**Given request**: Leave out the pictures and copy every record exactly.

** Start Provided records **

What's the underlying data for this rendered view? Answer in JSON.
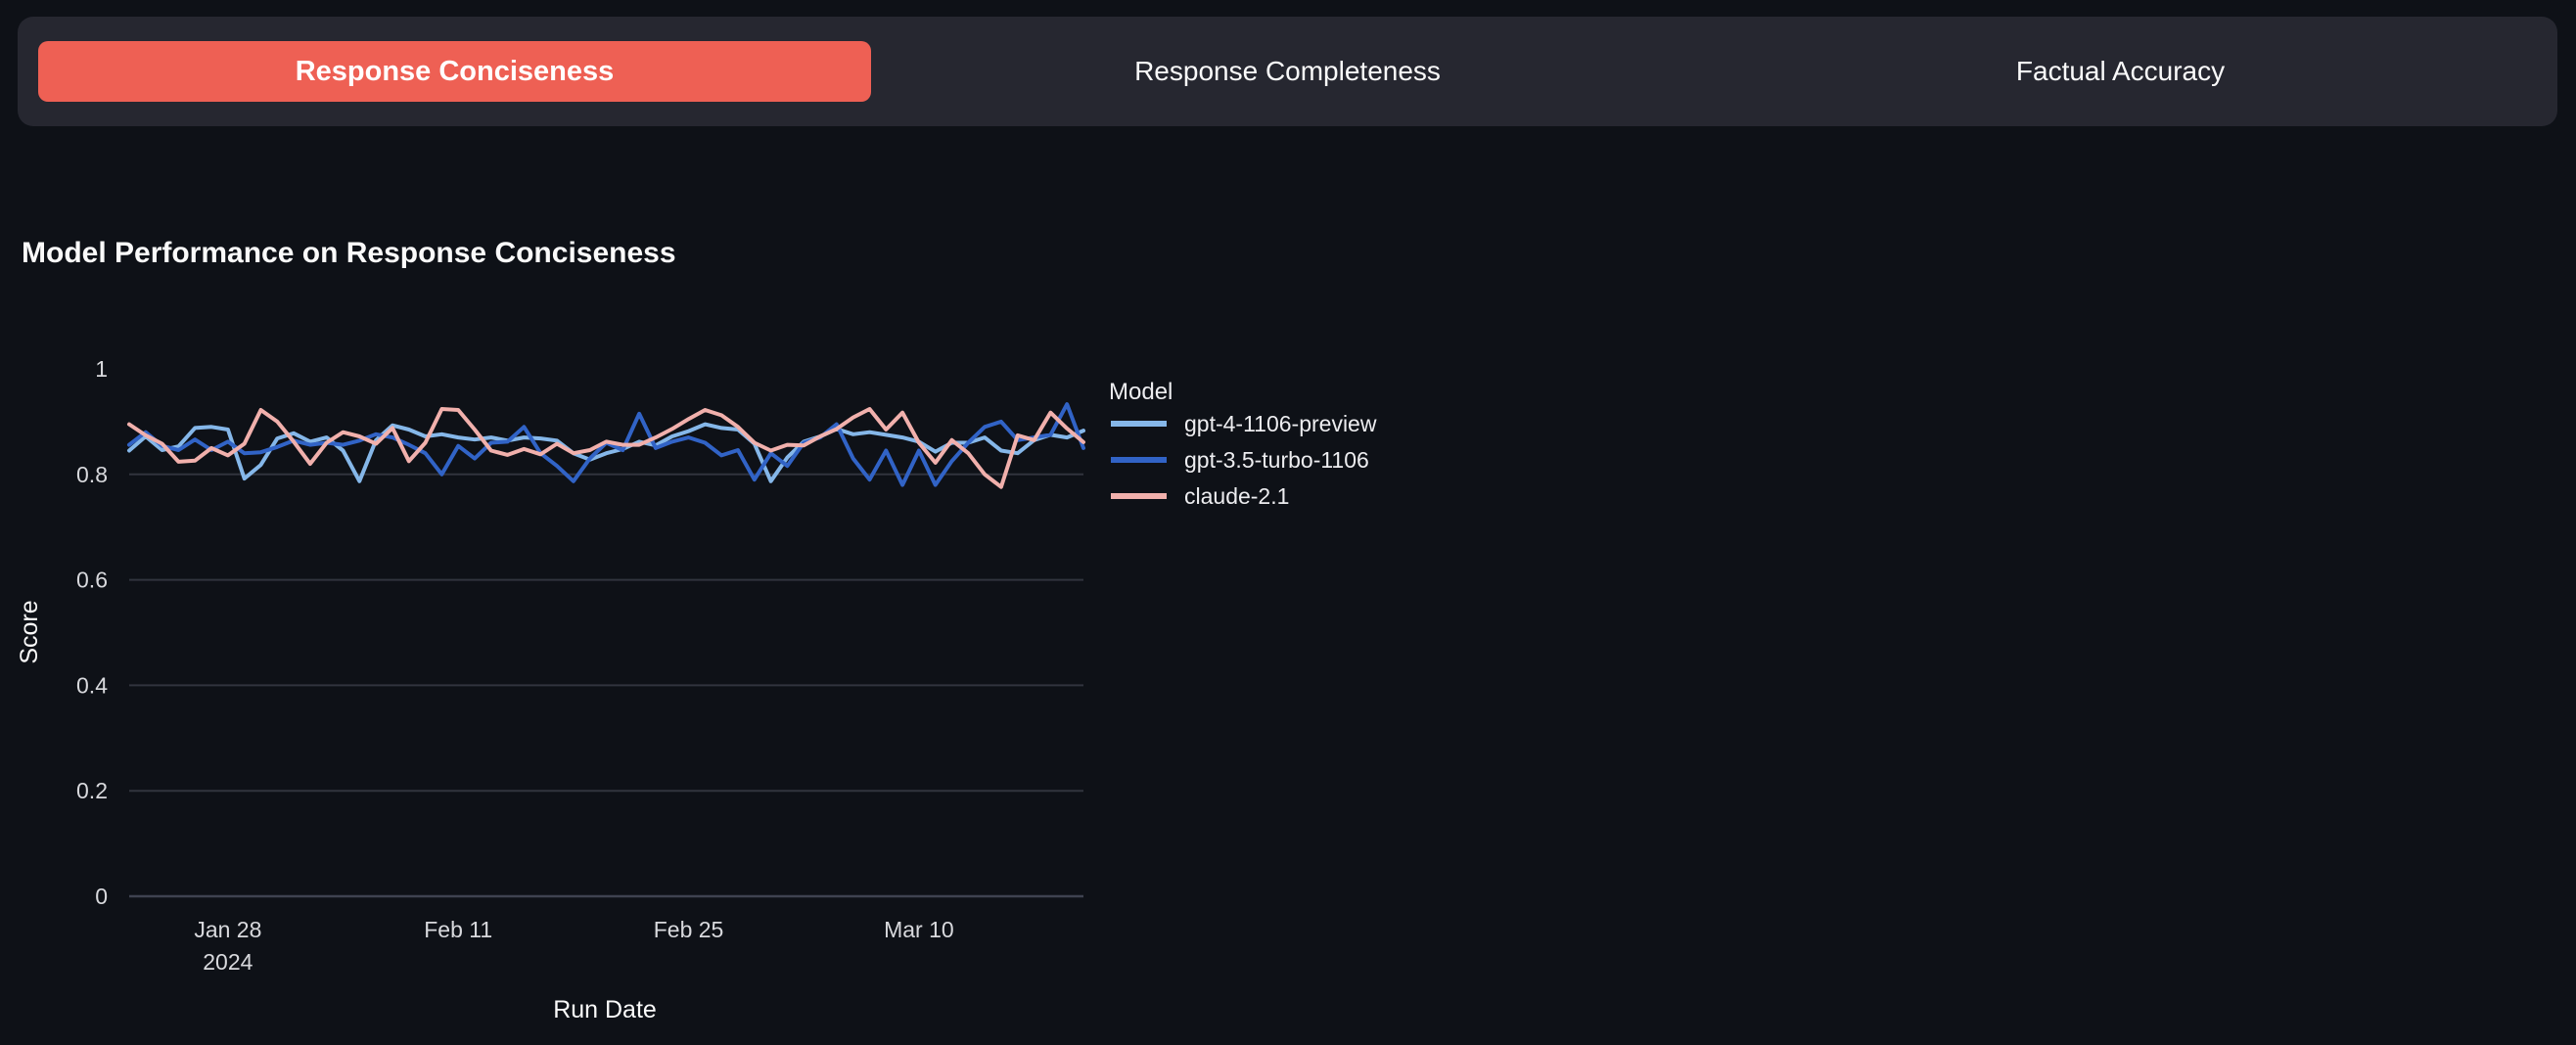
{
  "colors": {
    "page_background": "#0e1117",
    "panel_background": "#262730",
    "active_tab": "#ee6054",
    "text": "#fafafa",
    "gridline": "#31343e",
    "baseline": "#3e4250"
  },
  "tabs": {
    "items": [
      {
        "label": "Response Conciseness",
        "active": true
      },
      {
        "label": "Response Completeness",
        "active": false
      },
      {
        "label": "Factual Accuracy",
        "active": false
      }
    ]
  },
  "chart_data": {
    "type": "line",
    "title": "Model Performance on Response Conciseness",
    "xlabel": "Run Date",
    "ylabel": "Score",
    "ylim": [
      0,
      1
    ],
    "grid": true,
    "legend_title": "Model",
    "legend_position": "right",
    "x": [
      "2024-01-22",
      "2024-01-23",
      "2024-01-24",
      "2024-01-25",
      "2024-01-26",
      "2024-01-27",
      "2024-01-28",
      "2024-01-29",
      "2024-01-30",
      "2024-01-31",
      "2024-02-01",
      "2024-02-02",
      "2024-02-03",
      "2024-02-04",
      "2024-02-05",
      "2024-02-06",
      "2024-02-07",
      "2024-02-08",
      "2024-02-09",
      "2024-02-10",
      "2024-02-11",
      "2024-02-12",
      "2024-02-13",
      "2024-02-14",
      "2024-02-15",
      "2024-02-16",
      "2024-02-17",
      "2024-02-18",
      "2024-02-19",
      "2024-02-20",
      "2024-02-21",
      "2024-02-22",
      "2024-02-23",
      "2024-02-24",
      "2024-02-25",
      "2024-02-26",
      "2024-02-27",
      "2024-02-28",
      "2024-02-29",
      "2024-03-01",
      "2024-03-02",
      "2024-03-03",
      "2024-03-04",
      "2024-03-05",
      "2024-03-06",
      "2024-03-07",
      "2024-03-08",
      "2024-03-09",
      "2024-03-10",
      "2024-03-11",
      "2024-03-12",
      "2024-03-13",
      "2024-03-14",
      "2024-03-15",
      "2024-03-16",
      "2024-03-17",
      "2024-03-18",
      "2024-03-19",
      "2024-03-20"
    ],
    "x_ticks": [
      {
        "label": "Jan 28",
        "sublabel": "2024",
        "index": 6
      },
      {
        "label": "Feb 11",
        "index": 20
      },
      {
        "label": "Feb 25",
        "index": 34
      },
      {
        "label": "Mar 10",
        "index": 48
      }
    ],
    "y_ticks": [
      {
        "label": "1",
        "value": 1,
        "grid": false
      },
      {
        "label": "0.8",
        "value": 0.8,
        "grid": true
      },
      {
        "label": "0.6",
        "value": 0.6,
        "grid": true
      },
      {
        "label": "0.4",
        "value": 0.4,
        "grid": true
      },
      {
        "label": "0.2",
        "value": 0.2,
        "grid": true
      },
      {
        "label": "0",
        "value": 0,
        "grid": true
      }
    ],
    "series": [
      {
        "name": "gpt-4-1106-preview",
        "color": "#85b7e9",
        "values": [
          0.845,
          0.872,
          0.846,
          0.853,
          0.888,
          0.89,
          0.885,
          0.792,
          0.818,
          0.868,
          0.878,
          0.862,
          0.87,
          0.845,
          0.787,
          0.865,
          0.893,
          0.885,
          0.872,
          0.876,
          0.87,
          0.866,
          0.87,
          0.864,
          0.87,
          0.868,
          0.864,
          0.84,
          0.828,
          0.84,
          0.848,
          0.862,
          0.855,
          0.872,
          0.882,
          0.895,
          0.888,
          0.885,
          0.858,
          0.787,
          0.832,
          0.862,
          0.872,
          0.886,
          0.876,
          0.88,
          0.875,
          0.87,
          0.862,
          0.843,
          0.86,
          0.86,
          0.87,
          0.845,
          0.84,
          0.865,
          0.875,
          0.87,
          0.883
        ]
      },
      {
        "name": "gpt-3.5-turbo-1106",
        "color": "#3163c6",
        "values": [
          0.856,
          0.88,
          0.854,
          0.846,
          0.866,
          0.846,
          0.862,
          0.84,
          0.842,
          0.852,
          0.864,
          0.856,
          0.86,
          0.856,
          0.864,
          0.876,
          0.87,
          0.856,
          0.84,
          0.8,
          0.854,
          0.83,
          0.86,
          0.862,
          0.89,
          0.84,
          0.816,
          0.787,
          0.83,
          0.86,
          0.846,
          0.915,
          0.85,
          0.862,
          0.87,
          0.86,
          0.836,
          0.846,
          0.79,
          0.84,
          0.816,
          0.86,
          0.87,
          0.895,
          0.83,
          0.79,
          0.845,
          0.78,
          0.845,
          0.78,
          0.825,
          0.86,
          0.89,
          0.9,
          0.865,
          0.87,
          0.875,
          0.933,
          0.85
        ]
      },
      {
        "name": "claude-2.1",
        "color": "#f1b0ac",
        "values": [
          0.895,
          0.874,
          0.858,
          0.824,
          0.826,
          0.85,
          0.836,
          0.858,
          0.922,
          0.9,
          0.862,
          0.82,
          0.86,
          0.88,
          0.872,
          0.858,
          0.888,
          0.825,
          0.86,
          0.924,
          0.922,
          0.885,
          0.845,
          0.837,
          0.848,
          0.838,
          0.858,
          0.84,
          0.846,
          0.862,
          0.856,
          0.856,
          0.87,
          0.886,
          0.905,
          0.922,
          0.912,
          0.89,
          0.86,
          0.845,
          0.856,
          0.855,
          0.872,
          0.886,
          0.908,
          0.924,
          0.885,
          0.917,
          0.86,
          0.822,
          0.865,
          0.84,
          0.8,
          0.776,
          0.874,
          0.865,
          0.917,
          0.887,
          0.861
        ]
      }
    ]
  }
}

** End Provided records **

**Output below**:
What's the underlying data for this rendered view? Answer in JSON.
{
  "colors": {
    "page_background": "#0e1117",
    "panel_background": "#262730",
    "active_tab": "#ee6054",
    "text": "#fafafa",
    "gridline": "#31343e",
    "baseline": "#3e4250"
  },
  "tabs": {
    "items": [
      {
        "label": "Response Conciseness",
        "active": true
      },
      {
        "label": "Response Completeness",
        "active": false
      },
      {
        "label": "Factual Accuracy",
        "active": false
      }
    ]
  },
  "chart_data": {
    "type": "line",
    "title": "Model Performance on Response Conciseness",
    "xlabel": "Run Date",
    "ylabel": "Score",
    "ylim": [
      0,
      1
    ],
    "grid": true,
    "legend_title": "Model",
    "legend_position": "right",
    "x": [
      "2024-01-22",
      "2024-01-23",
      "2024-01-24",
      "2024-01-25",
      "2024-01-26",
      "2024-01-27",
      "2024-01-28",
      "2024-01-29",
      "2024-01-30",
      "2024-01-31",
      "2024-02-01",
      "2024-02-02",
      "2024-02-03",
      "2024-02-04",
      "2024-02-05",
      "2024-02-06",
      "2024-02-07",
      "2024-02-08",
      "2024-02-09",
      "2024-02-10",
      "2024-02-11",
      "2024-02-12",
      "2024-02-13",
      "2024-02-14",
      "2024-02-15",
      "2024-02-16",
      "2024-02-17",
      "2024-02-18",
      "2024-02-19",
      "2024-02-20",
      "2024-02-21",
      "2024-02-22",
      "2024-02-23",
      "2024-02-24",
      "2024-02-25",
      "2024-02-26",
      "2024-02-27",
      "2024-02-28",
      "2024-02-29",
      "2024-03-01",
      "2024-03-02",
      "2024-03-03",
      "2024-03-04",
      "2024-03-05",
      "2024-03-06",
      "2024-03-07",
      "2024-03-08",
      "2024-03-09",
      "2024-03-10",
      "2024-03-11",
      "2024-03-12",
      "2024-03-13",
      "2024-03-14",
      "2024-03-15",
      "2024-03-16",
      "2024-03-17",
      "2024-03-18",
      "2024-03-19",
      "2024-03-20"
    ],
    "x_ticks": [
      {
        "label": "Jan 28",
        "sublabel": "2024",
        "index": 6
      },
      {
        "label": "Feb 11",
        "index": 20
      },
      {
        "label": "Feb 25",
        "index": 34
      },
      {
        "label": "Mar 10",
        "index": 48
      }
    ],
    "y_ticks": [
      {
        "label": "1",
        "value": 1,
        "grid": false
      },
      {
        "label": "0.8",
        "value": 0.8,
        "grid": true
      },
      {
        "label": "0.6",
        "value": 0.6,
        "grid": true
      },
      {
        "label": "0.4",
        "value": 0.4,
        "grid": true
      },
      {
        "label": "0.2",
        "value": 0.2,
        "grid": true
      },
      {
        "label": "0",
        "value": 0,
        "grid": true
      }
    ],
    "series": [
      {
        "name": "gpt-4-1106-preview",
        "color": "#85b7e9",
        "values": [
          0.845,
          0.872,
          0.846,
          0.853,
          0.888,
          0.89,
          0.885,
          0.792,
          0.818,
          0.868,
          0.878,
          0.862,
          0.87,
          0.845,
          0.787,
          0.865,
          0.893,
          0.885,
          0.872,
          0.876,
          0.87,
          0.866,
          0.87,
          0.864,
          0.87,
          0.868,
          0.864,
          0.84,
          0.828,
          0.84,
          0.848,
          0.862,
          0.855,
          0.872,
          0.882,
          0.895,
          0.888,
          0.885,
          0.858,
          0.787,
          0.832,
          0.862,
          0.872,
          0.886,
          0.876,
          0.88,
          0.875,
          0.87,
          0.862,
          0.843,
          0.86,
          0.86,
          0.87,
          0.845,
          0.84,
          0.865,
          0.875,
          0.87,
          0.883
        ]
      },
      {
        "name": "gpt-3.5-turbo-1106",
        "color": "#3163c6",
        "values": [
          0.856,
          0.88,
          0.854,
          0.846,
          0.866,
          0.846,
          0.862,
          0.84,
          0.842,
          0.852,
          0.864,
          0.856,
          0.86,
          0.856,
          0.864,
          0.876,
          0.87,
          0.856,
          0.84,
          0.8,
          0.854,
          0.83,
          0.86,
          0.862,
          0.89,
          0.84,
          0.816,
          0.787,
          0.83,
          0.86,
          0.846,
          0.915,
          0.85,
          0.862,
          0.87,
          0.86,
          0.836,
          0.846,
          0.79,
          0.84,
          0.816,
          0.86,
          0.87,
          0.895,
          0.83,
          0.79,
          0.845,
          0.78,
          0.845,
          0.78,
          0.825,
          0.86,
          0.89,
          0.9,
          0.865,
          0.87,
          0.875,
          0.933,
          0.85
        ]
      },
      {
        "name": "claude-2.1",
        "color": "#f1b0ac",
        "values": [
          0.895,
          0.874,
          0.858,
          0.824,
          0.826,
          0.85,
          0.836,
          0.858,
          0.922,
          0.9,
          0.862,
          0.82,
          0.86,
          0.88,
          0.872,
          0.858,
          0.888,
          0.825,
          0.86,
          0.924,
          0.922,
          0.885,
          0.845,
          0.837,
          0.848,
          0.838,
          0.858,
          0.84,
          0.846,
          0.862,
          0.856,
          0.856,
          0.87,
          0.886,
          0.905,
          0.922,
          0.912,
          0.89,
          0.86,
          0.845,
          0.856,
          0.855,
          0.872,
          0.886,
          0.908,
          0.924,
          0.885,
          0.917,
          0.86,
          0.822,
          0.865,
          0.84,
          0.8,
          0.776,
          0.874,
          0.865,
          0.917,
          0.887,
          0.861
        ]
      }
    ]
  }
}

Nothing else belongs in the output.